» **EXERCISE DETAILS**:
Go over the entries and report the lines where the word "Hydrolytic" occurs.

Extracts from a graphics dataset

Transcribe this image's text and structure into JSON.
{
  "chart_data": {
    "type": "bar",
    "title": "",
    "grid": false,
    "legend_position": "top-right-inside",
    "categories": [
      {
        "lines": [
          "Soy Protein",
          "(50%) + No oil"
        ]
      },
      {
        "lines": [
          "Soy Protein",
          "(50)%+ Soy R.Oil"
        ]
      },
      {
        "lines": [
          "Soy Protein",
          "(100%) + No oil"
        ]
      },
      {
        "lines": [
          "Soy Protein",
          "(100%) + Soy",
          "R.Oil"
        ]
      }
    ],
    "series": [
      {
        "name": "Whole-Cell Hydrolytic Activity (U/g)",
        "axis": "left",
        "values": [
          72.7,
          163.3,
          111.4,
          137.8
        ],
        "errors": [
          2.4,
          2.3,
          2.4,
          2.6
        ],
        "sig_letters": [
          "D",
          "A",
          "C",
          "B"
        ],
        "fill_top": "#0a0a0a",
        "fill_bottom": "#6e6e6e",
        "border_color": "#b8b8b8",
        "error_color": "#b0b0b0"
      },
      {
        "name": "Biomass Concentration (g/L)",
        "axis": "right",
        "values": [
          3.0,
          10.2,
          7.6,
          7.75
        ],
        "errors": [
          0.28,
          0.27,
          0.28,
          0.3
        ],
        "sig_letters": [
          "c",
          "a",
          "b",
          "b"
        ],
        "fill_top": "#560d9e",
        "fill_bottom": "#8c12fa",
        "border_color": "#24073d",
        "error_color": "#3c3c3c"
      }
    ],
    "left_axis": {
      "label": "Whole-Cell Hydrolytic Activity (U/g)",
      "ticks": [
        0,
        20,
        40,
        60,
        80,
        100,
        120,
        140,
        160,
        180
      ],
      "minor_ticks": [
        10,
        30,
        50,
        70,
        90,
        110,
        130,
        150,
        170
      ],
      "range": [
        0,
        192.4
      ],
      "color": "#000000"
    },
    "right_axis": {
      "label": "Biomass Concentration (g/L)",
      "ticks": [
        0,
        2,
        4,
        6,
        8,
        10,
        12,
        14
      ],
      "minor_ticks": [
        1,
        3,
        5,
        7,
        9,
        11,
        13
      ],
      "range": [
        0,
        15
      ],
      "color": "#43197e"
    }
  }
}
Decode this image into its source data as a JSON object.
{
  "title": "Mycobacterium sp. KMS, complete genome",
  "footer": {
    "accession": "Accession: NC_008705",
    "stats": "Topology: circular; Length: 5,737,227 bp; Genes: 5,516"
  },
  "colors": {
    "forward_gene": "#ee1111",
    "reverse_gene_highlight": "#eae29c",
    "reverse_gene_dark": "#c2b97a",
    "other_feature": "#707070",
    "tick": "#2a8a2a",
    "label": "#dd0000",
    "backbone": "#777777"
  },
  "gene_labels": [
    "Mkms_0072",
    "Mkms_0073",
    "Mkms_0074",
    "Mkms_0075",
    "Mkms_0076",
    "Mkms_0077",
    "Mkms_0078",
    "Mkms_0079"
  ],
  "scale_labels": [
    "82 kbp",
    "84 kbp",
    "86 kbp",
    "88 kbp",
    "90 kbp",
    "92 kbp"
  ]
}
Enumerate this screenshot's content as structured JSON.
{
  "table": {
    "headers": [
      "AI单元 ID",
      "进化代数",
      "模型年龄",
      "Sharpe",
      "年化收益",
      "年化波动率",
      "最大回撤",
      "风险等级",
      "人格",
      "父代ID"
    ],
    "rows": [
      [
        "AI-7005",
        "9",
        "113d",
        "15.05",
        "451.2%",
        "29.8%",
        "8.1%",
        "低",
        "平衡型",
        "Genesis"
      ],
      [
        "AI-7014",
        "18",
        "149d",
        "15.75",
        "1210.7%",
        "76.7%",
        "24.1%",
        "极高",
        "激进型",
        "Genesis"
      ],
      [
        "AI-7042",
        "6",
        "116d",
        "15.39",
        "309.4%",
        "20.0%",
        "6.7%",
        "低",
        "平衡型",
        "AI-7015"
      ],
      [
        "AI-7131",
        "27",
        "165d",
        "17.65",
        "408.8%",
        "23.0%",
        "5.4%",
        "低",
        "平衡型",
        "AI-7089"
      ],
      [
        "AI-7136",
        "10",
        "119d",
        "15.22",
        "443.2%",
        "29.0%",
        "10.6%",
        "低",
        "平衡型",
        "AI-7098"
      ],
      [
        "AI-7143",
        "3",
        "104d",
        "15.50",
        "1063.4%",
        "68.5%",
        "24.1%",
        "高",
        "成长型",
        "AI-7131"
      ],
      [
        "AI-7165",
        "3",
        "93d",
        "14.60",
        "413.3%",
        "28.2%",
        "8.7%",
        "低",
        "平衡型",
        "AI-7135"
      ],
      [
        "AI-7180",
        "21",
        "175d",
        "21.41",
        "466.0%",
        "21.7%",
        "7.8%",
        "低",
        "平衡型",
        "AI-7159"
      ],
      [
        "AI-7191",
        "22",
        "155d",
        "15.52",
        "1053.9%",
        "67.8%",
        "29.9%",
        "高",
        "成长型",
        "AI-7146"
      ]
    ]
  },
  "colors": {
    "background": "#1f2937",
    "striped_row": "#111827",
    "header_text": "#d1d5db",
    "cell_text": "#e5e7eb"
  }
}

» **RESULT OF THIS EXERCISE**:
        "name": "Whole-Cell Hydrolytic Activity (U/g)",
      "label": "Whole-Cell Hydrolytic Activity (U/g)",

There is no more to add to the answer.